(Data entries for graphics)
──────────

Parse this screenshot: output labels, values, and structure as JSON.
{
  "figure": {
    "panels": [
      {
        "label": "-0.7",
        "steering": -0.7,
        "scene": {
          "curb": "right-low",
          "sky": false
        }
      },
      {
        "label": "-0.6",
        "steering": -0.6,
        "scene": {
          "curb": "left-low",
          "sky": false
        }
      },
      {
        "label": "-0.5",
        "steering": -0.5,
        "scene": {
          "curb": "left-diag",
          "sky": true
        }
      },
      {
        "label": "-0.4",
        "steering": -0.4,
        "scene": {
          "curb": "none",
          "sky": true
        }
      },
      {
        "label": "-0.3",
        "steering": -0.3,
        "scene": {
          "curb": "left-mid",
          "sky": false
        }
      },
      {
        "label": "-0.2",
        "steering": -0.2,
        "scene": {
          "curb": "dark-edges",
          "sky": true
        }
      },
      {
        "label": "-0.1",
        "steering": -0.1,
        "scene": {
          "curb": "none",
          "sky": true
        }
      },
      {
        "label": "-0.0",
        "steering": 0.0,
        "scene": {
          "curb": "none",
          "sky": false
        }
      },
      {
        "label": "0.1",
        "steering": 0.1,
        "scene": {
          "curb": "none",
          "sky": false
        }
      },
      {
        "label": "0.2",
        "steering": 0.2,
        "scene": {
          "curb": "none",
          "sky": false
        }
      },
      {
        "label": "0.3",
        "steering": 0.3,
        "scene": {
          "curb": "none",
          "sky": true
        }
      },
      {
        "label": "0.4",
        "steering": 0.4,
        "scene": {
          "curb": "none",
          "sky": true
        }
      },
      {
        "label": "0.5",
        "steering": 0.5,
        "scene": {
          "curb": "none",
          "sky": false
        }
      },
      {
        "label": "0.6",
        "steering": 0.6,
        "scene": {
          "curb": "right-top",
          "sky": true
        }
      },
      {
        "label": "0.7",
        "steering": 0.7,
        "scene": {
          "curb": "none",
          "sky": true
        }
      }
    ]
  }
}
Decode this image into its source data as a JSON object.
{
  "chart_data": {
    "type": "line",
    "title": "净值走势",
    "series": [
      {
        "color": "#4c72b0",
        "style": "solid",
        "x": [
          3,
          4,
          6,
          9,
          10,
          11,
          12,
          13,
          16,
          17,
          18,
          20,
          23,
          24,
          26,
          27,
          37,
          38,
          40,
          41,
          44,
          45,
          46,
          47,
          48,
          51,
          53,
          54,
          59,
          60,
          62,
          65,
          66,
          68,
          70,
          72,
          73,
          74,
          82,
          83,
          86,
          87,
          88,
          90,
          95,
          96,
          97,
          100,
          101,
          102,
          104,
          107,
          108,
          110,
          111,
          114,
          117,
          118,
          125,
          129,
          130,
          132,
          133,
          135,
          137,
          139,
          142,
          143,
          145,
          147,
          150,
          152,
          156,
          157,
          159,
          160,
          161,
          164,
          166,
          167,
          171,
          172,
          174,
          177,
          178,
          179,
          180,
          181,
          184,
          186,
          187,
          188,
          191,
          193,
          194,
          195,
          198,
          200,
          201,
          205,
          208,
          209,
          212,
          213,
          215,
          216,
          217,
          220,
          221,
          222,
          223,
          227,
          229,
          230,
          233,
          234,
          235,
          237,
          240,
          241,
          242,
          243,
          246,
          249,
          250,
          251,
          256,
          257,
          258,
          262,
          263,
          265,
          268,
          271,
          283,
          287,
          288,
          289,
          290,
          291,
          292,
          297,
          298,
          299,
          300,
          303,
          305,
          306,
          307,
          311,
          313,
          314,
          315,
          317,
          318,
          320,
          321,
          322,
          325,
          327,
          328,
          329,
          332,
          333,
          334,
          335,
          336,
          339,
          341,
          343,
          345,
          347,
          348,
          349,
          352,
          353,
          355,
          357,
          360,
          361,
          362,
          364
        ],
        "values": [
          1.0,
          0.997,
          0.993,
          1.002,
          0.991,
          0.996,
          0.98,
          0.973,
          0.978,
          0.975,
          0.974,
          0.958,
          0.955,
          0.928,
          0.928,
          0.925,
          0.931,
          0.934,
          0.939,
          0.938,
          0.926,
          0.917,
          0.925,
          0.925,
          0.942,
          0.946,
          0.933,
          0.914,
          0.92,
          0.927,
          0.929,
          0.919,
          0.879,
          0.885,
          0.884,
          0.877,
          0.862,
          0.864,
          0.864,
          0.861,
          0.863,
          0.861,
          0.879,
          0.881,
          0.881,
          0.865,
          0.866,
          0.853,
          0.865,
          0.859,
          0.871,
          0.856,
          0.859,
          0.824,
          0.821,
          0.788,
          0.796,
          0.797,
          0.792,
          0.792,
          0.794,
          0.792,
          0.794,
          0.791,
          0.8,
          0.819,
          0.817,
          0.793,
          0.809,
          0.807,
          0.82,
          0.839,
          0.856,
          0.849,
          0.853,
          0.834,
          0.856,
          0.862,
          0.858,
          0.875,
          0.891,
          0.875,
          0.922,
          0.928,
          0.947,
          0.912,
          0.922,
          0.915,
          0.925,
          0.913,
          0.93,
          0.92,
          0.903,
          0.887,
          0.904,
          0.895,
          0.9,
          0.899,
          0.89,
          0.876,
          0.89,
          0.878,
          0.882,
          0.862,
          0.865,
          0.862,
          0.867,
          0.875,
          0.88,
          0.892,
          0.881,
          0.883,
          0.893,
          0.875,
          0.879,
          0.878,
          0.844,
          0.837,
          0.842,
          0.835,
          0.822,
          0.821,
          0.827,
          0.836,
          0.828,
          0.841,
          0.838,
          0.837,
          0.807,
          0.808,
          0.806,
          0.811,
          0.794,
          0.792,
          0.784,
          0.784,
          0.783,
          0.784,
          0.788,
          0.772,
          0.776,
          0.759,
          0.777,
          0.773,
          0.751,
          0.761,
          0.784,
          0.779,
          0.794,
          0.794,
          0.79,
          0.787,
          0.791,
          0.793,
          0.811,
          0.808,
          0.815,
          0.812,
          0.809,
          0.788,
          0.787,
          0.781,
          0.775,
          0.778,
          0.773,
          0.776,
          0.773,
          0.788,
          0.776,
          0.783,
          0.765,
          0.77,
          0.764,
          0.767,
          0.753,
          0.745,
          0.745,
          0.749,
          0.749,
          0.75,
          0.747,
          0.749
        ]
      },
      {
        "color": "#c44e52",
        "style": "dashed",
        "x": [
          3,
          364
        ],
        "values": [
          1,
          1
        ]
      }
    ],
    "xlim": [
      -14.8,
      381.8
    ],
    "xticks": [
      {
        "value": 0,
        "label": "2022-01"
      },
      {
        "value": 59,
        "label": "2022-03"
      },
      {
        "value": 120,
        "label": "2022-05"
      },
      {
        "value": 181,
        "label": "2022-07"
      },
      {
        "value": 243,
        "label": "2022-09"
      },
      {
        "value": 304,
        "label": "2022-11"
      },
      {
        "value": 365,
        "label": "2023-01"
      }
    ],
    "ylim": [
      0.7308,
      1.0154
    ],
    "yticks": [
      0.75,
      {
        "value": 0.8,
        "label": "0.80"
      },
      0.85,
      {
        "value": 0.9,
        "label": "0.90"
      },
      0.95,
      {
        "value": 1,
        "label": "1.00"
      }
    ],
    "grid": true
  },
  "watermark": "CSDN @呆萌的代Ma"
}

──────────

**EXERCISE TASK:** Your task is to repeat the data exactly, with nothing left out.

**WRITTEN ANSWER:**
Parse this screenshot: output labels, values, and structure as JSON.
{
  "figure": {
    "panels": [
      {
        "label": "-0.7",
        "steering": -0.7,
        "scene": {
          "curb": "right-low",
          "sky": false
        }
      },
      {
        "label": "-0.6",
        "steering": -0.6,
        "scene": {
          "curb": "left-low",
          "sky": false
        }
      },
      {
        "label": "-0.5",
        "steering": -0.5,
        "scene": {
          "curb": "left-diag",
          "sky": true
        }
      },
      {
        "label": "-0.4",
        "steering": -0.4,
        "scene": {
          "curb": "none",
          "sky": true
        }
      },
      {
        "label": "-0.3",
        "steering": -0.3,
        "scene": {
          "curb": "left-mid",
          "sky": false
        }
      },
      {
        "label": "-0.2",
        "steering": -0.2,
        "scene": {
          "curb": "dark-edges",
          "sky": true
        }
      },
      {
        "label": "-0.1",
        "steering": -0.1,
        "scene": {
          "curb": "none",
          "sky": true
        }
      },
      {
        "label": "-0.0",
        "steering": 0.0,
        "scene": {
          "curb": "none",
          "sky": false
        }
      },
      {
        "label": "0.1",
        "steering": 0.1,
        "scene": {
          "curb": "none",
          "sky": false
        }
      },
      {
        "label": "0.2",
        "steering": 0.2,
        "scene": {
          "curb": "none",
          "sky": false
        }
      },
      {
        "label": "0.3",
        "steering": 0.3,
        "scene": {
          "curb": "none",
          "sky": true
        }
      },
      {
        "label": "0.4",
        "steering": 0.4,
        "scene": {
          "curb": "none",
          "sky": true
        }
      },
      {
        "label": "0.5",
        "steering": 0.5,
        "scene": {
          "curb": "none",
          "sky": false
        }
      },
      {
        "label": "0.6",
        "steering": 0.6,
        "scene": {
          "curb": "right-top",
          "sky": true
        }
      },
      {
        "label": "0.7",
        "steering": 0.7,
        "scene": {
          "curb": "none",
          "sky": true
        }
      }
    ]
  }
}
Decode this image into its source data as a JSON object.
{
  "chart_data": {
    "type": "line",
    "title": "净值走势",
    "series": [
      {
        "color": "#4c72b0",
        "style": "solid",
        "x": [
          3,
          4,
          6,
          9,
          10,
          11,
          12,
          13,
          16,
          17,
          18,
          20,
          23,
          24,
          26,
          27,
          37,
          38,
          40,
          41,
          44,
          45,
          46,
          47,
          48,
          51,
          53,
          54,
          59,
          60,
          62,
          65,
          66,
          68,
          70,
          72,
          73,
          74,
          82,
          83,
          86,
          87,
          88,
          90,
          95,
          96,
          97,
          100,
          101,
          102,
          104,
          107,
          108,
          110,
          111,
          114,
          117,
          118,
          125,
          129,
          130,
          132,
          133,
          135,
          137,
          139,
          142,
          143,
          145,
          147,
          150,
          152,
          156,
          157,
          159,
          160,
          161,
          164,
          166,
          167,
          171,
          172,
          174,
          177,
          178,
          179,
          180,
          181,
          184,
          186,
          187,
          188,
          191,
          193,
          194,
          195,
          198,
          200,
          201,
          205,
          208,
          209,
          212,
          213,
          215,
          216,
          217,
          220,
          221,
          222,
          223,
          227,
          229,
          230,
          233,
          234,
          235,
          237,
          240,
          241,
          242,
          243,
          246,
          249,
          250,
          251,
          256,
          257,
          258,
          262,
          263,
          265,
          268,
          271,
          283,
          287,
          288,
          289,
          290,
          291,
          292,
          297,
          298,
          299,
          300,
          303,
          305,
          306,
          307,
          311,
          313,
          314,
          315,
          317,
          318,
          320,
          321,
          322,
          325,
          327,
          328,
          329,
          332,
          333,
          334,
          335,
          336,
          339,
          341,
          343,
          345,
          347,
          348,
          349,
          352,
          353,
          355,
          357,
          360,
          361,
          362,
          364
        ],
        "values": [
          1.0,
          0.997,
          0.993,
          1.002,
          0.991,
          0.996,
          0.98,
          0.973,
          0.978,
          0.975,
          0.974,
          0.958,
          0.955,
          0.928,
          0.928,
          0.925,
          0.931,
          0.934,
          0.939,
          0.938,
          0.926,
          0.917,
          0.925,
          0.925,
          0.942,
          0.946,
          0.933,
          0.914,
          0.92,
          0.927,
          0.929,
          0.919,
          0.879,
          0.885,
          0.884,
          0.877,
          0.862,
          0.864,
          0.864,
          0.861,
          0.863,
          0.861,
          0.879,
          0.881,
          0.881,
          0.865,
          0.866,
          0.853,
          0.865,
          0.859,
          0.871,
          0.856,
          0.859,
          0.824,
          0.821,
          0.788,
          0.796,
          0.797,
          0.792,
          0.792,
          0.794,
          0.792,
          0.794,
          0.791,
          0.8,
          0.819,
          0.817,
          0.793,
          0.809,
          0.807,
          0.82,
          0.839,
          0.856,
          0.849,
          0.853,
          0.834,
          0.856,
          0.862,
          0.858,
          0.875,
          0.891,
          0.875,
          0.922,
          0.928,
          0.947,
          0.912,
          0.922,
          0.915,
          0.925,
          0.913,
          0.93,
          0.92,
          0.903,
          0.887,
          0.904,
          0.895,
          0.9,
          0.899,
          0.89,
          0.876,
          0.89,
          0.878,
          0.882,
          0.862,
          0.865,
          0.862,
          0.867,
          0.875,
          0.88,
          0.892,
          0.881,
          0.883,
          0.893,
          0.875,
          0.879,
          0.878,
          0.844,
          0.837,
          0.842,
          0.835,
          0.822,
          0.821,
          0.827,
          0.836,
          0.828,
          0.841,
          0.838,
          0.837,
          0.807,
          0.808,
          0.806,
          0.811,
          0.794,
          0.792,
          0.784,
          0.784,
          0.783,
          0.784,
          0.788,
          0.772,
          0.776,
          0.759,
          0.777,
          0.773,
          0.751,
          0.761,
          0.784,
          0.779,
          0.794,
          0.794,
          0.79,
          0.787,
          0.791,
          0.793,
          0.811,
          0.808,
          0.815,
          0.812,
          0.809,
          0.788,
          0.787,
          0.781,
          0.775,
          0.778,
          0.773,
          0.776,
          0.773,
          0.788,
          0.776,
          0.783,
          0.765,
          0.77,
          0.764,
          0.767,
          0.753,
          0.745,
          0.745,
          0.749,
          0.749,
          0.75,
          0.747,
          0.749
        ]
      },
      {
        "color": "#c44e52",
        "style": "dashed",
        "x": [
          3,
          364
        ],
        "values": [
          1,
          1
        ]
      }
    ],
    "xlim": [
      -14.8,
      381.8
    ],
    "xticks": [
      {
        "value": 0,
        "label": "2022-01"
      },
      {
        "value": 59,
        "label": "2022-03"
      },
      {
        "value": 120,
        "label": "2022-05"
      },
      {
        "value": 181,
        "label": "2022-07"
      },
      {
        "value": 243,
        "label": "2022-09"
      },
      {
        "value": 304,
        "label": "2022-11"
      },
      {
        "value": 365,
        "label": "2023-01"
      }
    ],
    "ylim": [
      0.7308,
      1.0154
    ],
    "yticks": [
      0.75,
      {
        "value": 0.8,
        "label": "0.80"
      },
      0.85,
      {
        "value": 0.9,
        "label": "0.90"
      },
      0.95,
      {
        "value": 1,
        "label": "1.00"
      }
    ],
    "grid": true
  },
  "watermark": "CSDN @呆萌的代Ma"
}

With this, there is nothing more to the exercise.